* _Aim_:
Show only lines that include "title".

-- START OF Data --

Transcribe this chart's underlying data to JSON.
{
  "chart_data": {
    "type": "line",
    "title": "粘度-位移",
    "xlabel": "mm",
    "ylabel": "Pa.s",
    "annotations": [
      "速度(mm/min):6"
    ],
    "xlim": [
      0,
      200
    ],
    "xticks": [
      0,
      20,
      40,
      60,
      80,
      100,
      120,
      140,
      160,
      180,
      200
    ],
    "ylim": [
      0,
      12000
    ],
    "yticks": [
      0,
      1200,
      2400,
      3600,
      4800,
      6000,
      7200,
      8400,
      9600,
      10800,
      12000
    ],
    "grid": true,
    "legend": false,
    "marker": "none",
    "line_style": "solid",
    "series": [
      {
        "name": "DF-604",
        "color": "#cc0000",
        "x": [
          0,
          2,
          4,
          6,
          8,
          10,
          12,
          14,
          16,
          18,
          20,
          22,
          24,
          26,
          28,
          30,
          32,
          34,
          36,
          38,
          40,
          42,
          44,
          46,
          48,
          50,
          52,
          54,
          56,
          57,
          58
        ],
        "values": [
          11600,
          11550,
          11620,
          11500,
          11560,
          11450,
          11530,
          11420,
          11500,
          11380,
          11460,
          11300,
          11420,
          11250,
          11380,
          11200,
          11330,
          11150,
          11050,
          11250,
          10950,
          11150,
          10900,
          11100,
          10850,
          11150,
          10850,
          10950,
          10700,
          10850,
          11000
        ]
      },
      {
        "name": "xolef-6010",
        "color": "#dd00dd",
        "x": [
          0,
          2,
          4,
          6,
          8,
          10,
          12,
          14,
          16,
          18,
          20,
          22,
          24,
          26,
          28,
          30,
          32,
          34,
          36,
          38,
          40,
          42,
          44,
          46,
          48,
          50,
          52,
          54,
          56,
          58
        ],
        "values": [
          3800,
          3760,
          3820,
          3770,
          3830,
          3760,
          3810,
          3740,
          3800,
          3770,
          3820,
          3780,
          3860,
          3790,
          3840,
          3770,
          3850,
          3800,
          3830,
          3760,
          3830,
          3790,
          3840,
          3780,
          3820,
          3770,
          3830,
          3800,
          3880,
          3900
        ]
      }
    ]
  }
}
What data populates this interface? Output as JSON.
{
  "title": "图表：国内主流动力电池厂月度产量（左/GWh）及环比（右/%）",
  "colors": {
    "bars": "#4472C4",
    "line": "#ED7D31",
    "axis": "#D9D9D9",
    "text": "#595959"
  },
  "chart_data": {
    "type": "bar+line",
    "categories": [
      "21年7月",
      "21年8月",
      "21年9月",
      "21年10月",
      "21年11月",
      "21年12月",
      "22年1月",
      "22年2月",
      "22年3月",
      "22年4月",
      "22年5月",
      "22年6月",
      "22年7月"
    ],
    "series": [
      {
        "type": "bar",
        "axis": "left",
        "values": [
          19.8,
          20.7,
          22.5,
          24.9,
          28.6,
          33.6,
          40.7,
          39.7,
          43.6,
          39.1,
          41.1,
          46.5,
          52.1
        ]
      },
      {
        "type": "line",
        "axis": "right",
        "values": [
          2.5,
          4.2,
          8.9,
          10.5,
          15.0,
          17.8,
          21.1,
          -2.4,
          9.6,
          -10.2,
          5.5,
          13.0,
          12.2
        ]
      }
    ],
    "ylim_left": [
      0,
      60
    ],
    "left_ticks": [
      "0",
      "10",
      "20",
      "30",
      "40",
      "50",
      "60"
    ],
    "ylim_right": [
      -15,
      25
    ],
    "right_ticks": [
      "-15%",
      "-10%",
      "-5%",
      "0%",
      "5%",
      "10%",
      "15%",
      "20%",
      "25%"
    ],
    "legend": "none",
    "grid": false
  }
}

-- END OF Data --

* _Solution to the exercise_:
    "title": "粘度-位移",
  "title": "图表：国内主流动力电池厂月度产量（左/GWh）及环比（右/%）",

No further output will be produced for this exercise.